--- BEGIN GIVEN INFORMATION ---
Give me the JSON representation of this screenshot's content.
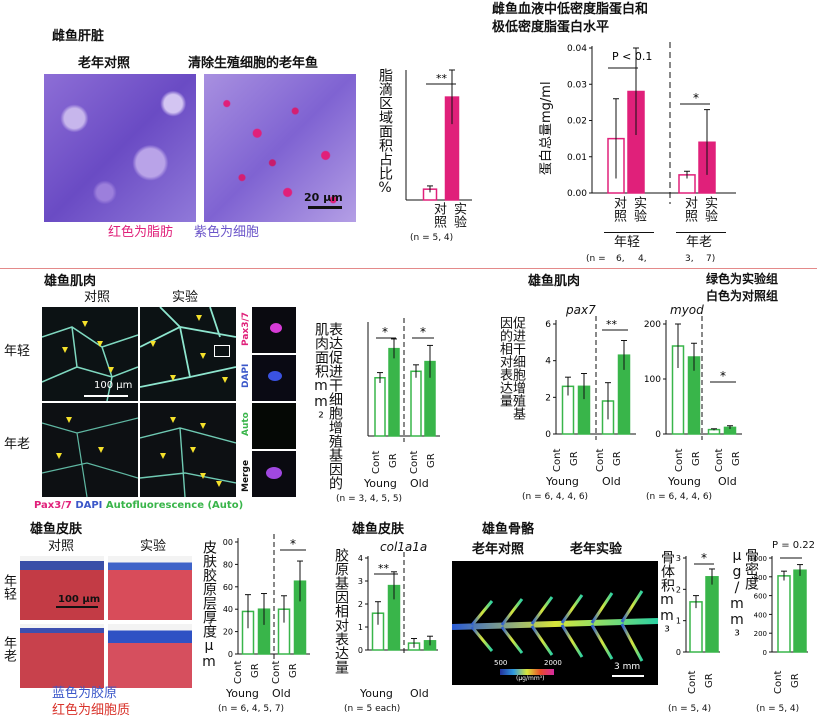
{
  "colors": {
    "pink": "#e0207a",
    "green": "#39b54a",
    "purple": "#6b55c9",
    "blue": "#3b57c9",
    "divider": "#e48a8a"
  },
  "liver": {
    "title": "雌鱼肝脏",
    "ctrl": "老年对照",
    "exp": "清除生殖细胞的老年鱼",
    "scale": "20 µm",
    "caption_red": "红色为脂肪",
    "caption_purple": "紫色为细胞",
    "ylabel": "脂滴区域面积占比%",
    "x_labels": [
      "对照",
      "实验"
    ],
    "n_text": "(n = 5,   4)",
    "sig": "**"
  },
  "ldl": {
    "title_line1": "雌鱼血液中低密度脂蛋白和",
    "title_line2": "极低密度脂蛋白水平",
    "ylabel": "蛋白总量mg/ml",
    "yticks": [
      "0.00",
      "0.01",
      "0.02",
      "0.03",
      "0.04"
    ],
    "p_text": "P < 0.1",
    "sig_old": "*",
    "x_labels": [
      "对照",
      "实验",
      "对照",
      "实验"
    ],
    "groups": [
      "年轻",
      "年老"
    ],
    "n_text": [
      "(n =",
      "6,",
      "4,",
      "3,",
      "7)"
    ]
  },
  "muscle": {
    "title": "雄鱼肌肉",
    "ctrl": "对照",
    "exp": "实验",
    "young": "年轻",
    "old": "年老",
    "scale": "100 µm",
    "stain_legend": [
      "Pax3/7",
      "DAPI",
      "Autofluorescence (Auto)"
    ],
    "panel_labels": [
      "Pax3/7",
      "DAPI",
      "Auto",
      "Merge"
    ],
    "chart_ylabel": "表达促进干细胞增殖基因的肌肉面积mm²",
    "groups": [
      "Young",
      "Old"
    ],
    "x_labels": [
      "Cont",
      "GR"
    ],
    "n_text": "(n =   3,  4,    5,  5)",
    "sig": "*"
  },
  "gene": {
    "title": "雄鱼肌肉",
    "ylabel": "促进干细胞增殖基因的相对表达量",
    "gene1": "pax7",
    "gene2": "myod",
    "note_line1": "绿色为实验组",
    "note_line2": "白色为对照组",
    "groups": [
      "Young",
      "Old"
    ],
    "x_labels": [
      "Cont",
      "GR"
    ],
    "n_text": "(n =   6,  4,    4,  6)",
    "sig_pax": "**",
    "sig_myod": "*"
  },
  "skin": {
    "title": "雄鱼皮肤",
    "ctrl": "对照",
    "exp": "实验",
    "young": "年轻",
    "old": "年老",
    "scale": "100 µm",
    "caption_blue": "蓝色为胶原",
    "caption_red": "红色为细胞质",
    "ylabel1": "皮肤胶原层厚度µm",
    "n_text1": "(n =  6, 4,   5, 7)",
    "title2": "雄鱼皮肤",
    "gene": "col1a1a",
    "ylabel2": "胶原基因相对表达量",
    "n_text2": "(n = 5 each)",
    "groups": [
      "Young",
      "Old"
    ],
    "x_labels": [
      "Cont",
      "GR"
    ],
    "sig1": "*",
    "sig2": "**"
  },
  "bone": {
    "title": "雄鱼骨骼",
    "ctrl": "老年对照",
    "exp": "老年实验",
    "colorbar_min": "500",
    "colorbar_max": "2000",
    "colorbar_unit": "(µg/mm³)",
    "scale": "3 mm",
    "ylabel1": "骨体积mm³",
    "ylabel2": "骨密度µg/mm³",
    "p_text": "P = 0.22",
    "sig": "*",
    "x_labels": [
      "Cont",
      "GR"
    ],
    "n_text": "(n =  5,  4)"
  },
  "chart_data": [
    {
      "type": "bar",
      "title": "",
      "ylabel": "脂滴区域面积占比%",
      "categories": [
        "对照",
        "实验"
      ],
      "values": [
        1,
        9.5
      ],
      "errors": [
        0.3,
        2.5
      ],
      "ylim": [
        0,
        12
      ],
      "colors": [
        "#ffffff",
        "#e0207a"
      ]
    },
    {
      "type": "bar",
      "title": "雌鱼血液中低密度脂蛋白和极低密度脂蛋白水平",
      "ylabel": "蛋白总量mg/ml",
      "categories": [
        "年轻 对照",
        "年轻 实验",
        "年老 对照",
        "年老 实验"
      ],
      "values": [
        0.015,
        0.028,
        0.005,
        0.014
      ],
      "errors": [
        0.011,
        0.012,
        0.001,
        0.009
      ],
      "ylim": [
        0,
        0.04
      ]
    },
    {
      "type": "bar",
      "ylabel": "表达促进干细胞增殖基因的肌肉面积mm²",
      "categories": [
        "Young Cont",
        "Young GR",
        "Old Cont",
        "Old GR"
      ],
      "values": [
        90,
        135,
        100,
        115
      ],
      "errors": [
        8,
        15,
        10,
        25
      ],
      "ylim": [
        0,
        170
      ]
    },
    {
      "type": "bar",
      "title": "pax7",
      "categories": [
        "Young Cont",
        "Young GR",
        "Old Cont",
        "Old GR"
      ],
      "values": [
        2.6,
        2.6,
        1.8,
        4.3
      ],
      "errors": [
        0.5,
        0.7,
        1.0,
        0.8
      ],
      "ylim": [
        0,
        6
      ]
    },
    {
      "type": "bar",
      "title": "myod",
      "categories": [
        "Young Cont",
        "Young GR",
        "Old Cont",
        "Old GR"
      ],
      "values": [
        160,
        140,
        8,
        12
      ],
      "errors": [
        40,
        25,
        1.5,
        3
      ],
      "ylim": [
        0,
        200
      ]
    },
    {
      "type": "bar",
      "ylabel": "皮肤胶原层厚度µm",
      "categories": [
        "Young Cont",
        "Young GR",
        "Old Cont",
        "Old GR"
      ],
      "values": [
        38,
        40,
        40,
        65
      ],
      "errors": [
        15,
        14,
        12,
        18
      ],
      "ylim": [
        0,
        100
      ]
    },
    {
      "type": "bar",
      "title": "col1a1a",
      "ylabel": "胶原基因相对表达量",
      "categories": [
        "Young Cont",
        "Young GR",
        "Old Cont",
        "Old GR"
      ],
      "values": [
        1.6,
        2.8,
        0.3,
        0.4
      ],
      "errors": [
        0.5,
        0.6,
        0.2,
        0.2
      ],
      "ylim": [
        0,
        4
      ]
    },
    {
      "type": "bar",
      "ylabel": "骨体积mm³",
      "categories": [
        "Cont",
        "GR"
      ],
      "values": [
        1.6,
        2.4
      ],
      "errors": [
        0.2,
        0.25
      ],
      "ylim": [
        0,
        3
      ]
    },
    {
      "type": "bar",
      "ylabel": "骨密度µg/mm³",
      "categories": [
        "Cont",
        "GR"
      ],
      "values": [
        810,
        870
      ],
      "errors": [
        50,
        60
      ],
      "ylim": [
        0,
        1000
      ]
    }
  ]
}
--- END GIVEN INFORMATION ---
--- BEGIN GIVEN INFORMATION ---
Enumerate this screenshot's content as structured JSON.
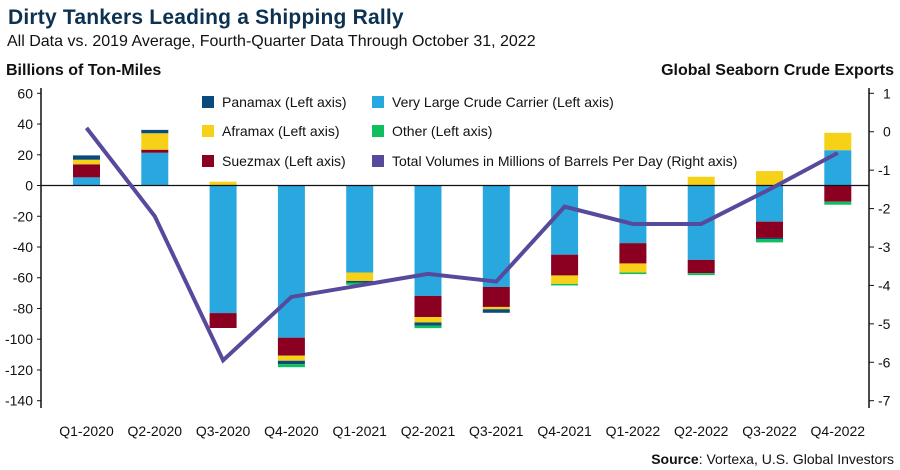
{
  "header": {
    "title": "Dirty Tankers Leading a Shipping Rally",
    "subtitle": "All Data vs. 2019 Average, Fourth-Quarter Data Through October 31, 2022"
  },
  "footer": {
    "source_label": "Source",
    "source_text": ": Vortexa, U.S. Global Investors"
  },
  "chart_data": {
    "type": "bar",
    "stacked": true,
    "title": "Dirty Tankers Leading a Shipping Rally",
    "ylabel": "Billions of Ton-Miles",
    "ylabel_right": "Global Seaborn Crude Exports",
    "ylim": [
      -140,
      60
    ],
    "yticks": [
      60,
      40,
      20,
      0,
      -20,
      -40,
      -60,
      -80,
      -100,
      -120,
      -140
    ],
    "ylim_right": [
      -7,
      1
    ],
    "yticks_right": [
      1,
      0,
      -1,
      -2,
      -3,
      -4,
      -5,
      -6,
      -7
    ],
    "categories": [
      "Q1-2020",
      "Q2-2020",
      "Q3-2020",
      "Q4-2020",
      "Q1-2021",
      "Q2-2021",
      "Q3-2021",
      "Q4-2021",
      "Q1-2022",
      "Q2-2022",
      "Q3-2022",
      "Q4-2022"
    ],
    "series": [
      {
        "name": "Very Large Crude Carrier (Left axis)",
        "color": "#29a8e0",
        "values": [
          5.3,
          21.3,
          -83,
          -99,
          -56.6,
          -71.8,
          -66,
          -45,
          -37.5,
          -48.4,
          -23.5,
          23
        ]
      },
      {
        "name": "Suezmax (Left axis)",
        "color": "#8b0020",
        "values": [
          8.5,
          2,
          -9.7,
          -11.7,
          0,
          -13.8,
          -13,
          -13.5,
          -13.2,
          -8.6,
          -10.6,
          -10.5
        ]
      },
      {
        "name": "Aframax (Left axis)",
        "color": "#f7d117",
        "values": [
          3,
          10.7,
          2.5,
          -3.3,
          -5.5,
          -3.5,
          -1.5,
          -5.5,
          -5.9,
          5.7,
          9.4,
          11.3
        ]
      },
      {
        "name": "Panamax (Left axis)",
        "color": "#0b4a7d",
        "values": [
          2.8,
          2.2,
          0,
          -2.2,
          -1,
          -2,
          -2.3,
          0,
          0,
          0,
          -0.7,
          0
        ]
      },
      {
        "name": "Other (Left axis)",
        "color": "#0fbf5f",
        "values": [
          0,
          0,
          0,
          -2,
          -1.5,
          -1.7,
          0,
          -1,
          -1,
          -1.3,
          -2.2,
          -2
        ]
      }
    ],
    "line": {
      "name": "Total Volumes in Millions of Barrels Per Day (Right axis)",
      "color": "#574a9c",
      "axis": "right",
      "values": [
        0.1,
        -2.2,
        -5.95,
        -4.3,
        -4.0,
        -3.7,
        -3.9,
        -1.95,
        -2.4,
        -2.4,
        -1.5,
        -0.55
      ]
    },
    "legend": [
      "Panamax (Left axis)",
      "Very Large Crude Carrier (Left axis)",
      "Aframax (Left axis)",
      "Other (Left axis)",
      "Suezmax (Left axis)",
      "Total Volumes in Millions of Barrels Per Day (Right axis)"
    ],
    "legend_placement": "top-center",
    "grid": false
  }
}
--- END GIVEN INFORMATION ---
--- BEGIN GIVEN INFORMATION ---
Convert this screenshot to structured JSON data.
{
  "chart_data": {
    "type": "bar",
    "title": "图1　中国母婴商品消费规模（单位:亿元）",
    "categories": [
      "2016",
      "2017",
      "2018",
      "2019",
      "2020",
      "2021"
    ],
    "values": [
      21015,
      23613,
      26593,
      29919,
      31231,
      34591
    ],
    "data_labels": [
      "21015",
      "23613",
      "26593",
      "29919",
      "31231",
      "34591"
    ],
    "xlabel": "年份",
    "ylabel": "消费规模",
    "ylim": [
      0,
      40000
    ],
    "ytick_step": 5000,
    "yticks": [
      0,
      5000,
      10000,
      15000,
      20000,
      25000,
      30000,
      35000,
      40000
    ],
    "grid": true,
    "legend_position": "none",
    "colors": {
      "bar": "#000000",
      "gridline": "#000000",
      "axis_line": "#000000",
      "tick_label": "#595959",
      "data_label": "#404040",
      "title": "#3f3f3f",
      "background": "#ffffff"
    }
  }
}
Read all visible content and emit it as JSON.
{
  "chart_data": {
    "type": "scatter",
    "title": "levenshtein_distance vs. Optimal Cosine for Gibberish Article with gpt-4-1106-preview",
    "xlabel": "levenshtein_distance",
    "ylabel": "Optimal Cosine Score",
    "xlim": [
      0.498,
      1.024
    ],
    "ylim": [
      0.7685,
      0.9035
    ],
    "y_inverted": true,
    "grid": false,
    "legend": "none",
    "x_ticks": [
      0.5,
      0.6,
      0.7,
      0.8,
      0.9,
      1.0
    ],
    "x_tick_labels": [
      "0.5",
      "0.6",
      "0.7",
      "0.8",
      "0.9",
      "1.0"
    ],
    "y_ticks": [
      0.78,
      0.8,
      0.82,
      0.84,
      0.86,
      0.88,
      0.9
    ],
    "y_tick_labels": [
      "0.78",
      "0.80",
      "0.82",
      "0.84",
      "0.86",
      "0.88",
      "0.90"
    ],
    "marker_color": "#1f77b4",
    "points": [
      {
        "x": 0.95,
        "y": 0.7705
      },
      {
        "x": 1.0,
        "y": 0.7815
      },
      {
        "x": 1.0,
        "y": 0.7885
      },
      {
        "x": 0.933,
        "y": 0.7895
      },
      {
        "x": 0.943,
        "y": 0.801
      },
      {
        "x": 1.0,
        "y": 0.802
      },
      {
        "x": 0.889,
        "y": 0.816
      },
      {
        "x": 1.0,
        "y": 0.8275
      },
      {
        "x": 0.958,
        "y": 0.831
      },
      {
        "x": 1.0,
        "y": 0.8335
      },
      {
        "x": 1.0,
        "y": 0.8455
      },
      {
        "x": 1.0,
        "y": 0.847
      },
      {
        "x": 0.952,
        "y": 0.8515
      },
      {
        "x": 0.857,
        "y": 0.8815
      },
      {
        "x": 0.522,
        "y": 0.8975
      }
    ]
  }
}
--- END GIVEN INFORMATION ---
WORK INSTRUCTIONS:
Find every line that includes the string "Barrels". Report how many there are and nothing else.

SOLVED PROBLEM:
2